## Material supplied
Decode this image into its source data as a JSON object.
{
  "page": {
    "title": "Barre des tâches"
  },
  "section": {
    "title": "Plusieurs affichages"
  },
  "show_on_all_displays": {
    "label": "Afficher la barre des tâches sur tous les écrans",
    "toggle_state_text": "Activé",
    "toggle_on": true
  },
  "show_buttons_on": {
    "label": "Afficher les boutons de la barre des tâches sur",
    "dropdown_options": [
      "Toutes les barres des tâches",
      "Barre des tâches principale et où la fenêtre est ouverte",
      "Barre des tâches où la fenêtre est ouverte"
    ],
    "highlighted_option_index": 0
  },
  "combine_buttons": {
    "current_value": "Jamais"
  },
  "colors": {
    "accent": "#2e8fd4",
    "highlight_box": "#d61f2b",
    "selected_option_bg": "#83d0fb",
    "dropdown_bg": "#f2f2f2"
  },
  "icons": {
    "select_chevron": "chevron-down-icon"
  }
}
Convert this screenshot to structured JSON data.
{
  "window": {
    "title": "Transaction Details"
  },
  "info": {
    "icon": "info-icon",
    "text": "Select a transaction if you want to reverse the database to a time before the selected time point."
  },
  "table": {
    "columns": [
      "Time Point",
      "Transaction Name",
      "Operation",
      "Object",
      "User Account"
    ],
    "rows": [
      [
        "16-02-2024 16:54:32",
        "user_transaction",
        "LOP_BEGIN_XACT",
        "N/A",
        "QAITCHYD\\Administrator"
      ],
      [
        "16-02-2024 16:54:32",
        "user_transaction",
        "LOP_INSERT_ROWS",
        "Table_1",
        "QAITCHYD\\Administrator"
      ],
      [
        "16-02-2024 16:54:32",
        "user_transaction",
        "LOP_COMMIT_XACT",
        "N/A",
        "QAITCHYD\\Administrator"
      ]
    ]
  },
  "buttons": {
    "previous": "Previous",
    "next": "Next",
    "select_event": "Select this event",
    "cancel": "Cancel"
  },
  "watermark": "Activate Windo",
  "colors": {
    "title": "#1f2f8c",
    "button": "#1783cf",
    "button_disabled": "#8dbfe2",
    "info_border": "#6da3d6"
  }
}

## The problem
Copy out every line of the listing that contains the string "ouverte".

## The answer
      "Barre des tâches principale et où la fenêtre est ouverte",
      "Barre des tâches où la fenêtre est ouverte"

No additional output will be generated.